(Dataset items)
^^^^

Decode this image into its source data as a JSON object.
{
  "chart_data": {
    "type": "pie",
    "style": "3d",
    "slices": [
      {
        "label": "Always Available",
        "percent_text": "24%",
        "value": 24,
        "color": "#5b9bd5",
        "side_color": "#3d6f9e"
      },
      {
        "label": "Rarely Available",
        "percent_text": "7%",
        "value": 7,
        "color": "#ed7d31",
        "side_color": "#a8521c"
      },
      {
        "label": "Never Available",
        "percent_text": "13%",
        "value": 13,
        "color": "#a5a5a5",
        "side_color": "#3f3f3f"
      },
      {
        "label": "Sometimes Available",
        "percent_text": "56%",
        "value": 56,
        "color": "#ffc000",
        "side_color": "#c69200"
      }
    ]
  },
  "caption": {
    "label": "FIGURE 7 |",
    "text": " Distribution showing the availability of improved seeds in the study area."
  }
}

^^^^

▶ [Goal]:
Show the lines of the material that contain the word "Available".

▶ [Full answer]:
        "label": "Always Available",
        "label": "Rarely Available",
        "label": "Never Available",
        "label": "Sometimes Available",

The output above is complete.